_WRITTEN TASK 1_
According to the Form 8-K filing, what was the purchase price per limited partner unit?
_WRITTEN TASK 2_
Reproduce the passage of the Form 8-K filing starting with "On March 14, 2003, Horizon" and going on through "of the Company.".

_DOCUMENT TEXT_
SECURITIES AND EXCHANGE COMMISSION

WASHINGTON, D.C. 20549

 

 

FORM 8-K

 

CURRENT REPORT

PURSUANT TO SECTION 13 OR 15(d) OF THE

SECURITIES EXCHANGE ACT OF 1934

 

 

Date of report (Date of earliest event reported): March 14, 2003

 

 

HORIZON GROUP PROPERTIES, INC.

(Exact Name of Registrant as Specified in Charter)

 

 

Maryland

 

0-24123

 

38-3407933

(State or other jurisdiction of incorporation)

 

(Commission File Number)

 

(IRS Employer Identification No.)

 

77 West Wacker Drive, Suite 4200 
Chicago, Illinois

 

60601

(Address of Principal Executive Offices)

 

(Zip Code)

 

 

Registrant’s telephone number, including area code:  (312) 917-8870

 

 N/A
 (Former Name or Former Address, if Changed Since Last Report)

 

 

 

 

 



 

ITEM 5.  Other Events.

 

On March 14, 2003, Horizon Group Properties, Inc. (the “Company”) announced that it has sold 261,628 limited partner units in Horizon Group Properties, L.P. (“HGP LP”) to Pleasant Lake Apts., Ltd., an affiliate of Howard M. Amster. The purchase price was $5.16 per unit.  Mr. Amster is a current limited partner in HGP LP, the owner of approximately 28.5% of the Company’s shares and a director of the Company.

(Source data)
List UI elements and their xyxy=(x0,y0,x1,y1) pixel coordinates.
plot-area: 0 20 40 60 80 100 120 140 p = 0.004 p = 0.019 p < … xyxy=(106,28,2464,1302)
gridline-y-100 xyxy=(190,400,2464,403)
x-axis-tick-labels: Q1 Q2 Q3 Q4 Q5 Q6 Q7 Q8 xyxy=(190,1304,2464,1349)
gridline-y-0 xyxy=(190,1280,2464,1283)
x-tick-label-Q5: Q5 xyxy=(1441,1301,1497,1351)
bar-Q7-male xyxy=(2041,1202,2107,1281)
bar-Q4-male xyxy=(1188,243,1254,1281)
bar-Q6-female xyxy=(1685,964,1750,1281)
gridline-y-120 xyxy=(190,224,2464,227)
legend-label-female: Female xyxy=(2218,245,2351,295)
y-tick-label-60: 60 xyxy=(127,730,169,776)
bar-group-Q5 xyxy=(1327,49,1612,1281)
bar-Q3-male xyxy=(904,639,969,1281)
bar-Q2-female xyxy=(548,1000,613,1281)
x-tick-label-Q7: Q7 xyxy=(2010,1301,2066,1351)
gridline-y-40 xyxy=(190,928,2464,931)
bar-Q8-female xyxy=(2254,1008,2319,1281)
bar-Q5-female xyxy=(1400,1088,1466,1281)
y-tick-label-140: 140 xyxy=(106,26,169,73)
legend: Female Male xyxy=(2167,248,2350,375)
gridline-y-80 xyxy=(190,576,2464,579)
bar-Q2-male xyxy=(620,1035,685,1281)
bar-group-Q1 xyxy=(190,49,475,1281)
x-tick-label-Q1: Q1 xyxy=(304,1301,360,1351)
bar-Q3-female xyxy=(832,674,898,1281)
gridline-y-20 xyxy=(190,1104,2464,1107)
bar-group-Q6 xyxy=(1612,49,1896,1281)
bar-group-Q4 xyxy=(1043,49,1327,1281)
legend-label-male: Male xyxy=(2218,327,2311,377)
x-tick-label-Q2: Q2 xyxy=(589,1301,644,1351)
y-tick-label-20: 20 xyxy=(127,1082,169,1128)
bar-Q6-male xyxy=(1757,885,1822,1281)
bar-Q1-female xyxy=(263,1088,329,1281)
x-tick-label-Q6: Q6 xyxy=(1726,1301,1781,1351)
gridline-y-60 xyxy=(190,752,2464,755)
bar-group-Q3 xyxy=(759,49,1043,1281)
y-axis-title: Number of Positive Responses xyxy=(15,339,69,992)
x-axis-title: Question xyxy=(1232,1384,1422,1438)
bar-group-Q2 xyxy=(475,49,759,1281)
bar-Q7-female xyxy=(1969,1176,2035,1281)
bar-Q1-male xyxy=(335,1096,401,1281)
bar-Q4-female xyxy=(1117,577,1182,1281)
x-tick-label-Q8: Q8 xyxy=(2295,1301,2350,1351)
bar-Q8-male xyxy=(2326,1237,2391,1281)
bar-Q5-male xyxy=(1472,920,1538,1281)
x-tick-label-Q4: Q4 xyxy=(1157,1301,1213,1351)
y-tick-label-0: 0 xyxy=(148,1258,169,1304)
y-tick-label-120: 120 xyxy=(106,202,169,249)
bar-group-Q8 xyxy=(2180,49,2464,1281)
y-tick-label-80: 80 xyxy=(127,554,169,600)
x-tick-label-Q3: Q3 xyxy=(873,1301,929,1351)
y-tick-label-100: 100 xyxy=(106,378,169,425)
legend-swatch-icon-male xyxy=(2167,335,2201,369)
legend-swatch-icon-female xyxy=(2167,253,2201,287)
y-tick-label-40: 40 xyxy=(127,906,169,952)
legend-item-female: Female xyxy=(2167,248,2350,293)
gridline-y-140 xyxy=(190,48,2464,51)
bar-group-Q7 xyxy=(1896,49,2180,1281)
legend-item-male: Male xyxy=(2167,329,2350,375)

_TASK OUTPUT 1_
$5.16 per unit.

_TASK OUTPUT 2_
On March 14, 2003, Horizon Group Properties, Inc. (the “Company”) announced that it has sold 261,628 limited partner units in Horizon Group Properties, L.P. (“HGP LP”) to Pleasant Lake Apts., Ltd., an affiliate of Howard M. Amster. The purchase price was $5.16 per unit.  Mr. Amster is a current limited partner in HGP LP, the owner of approximately 28.5% of the Company’s shares and a director of the Company.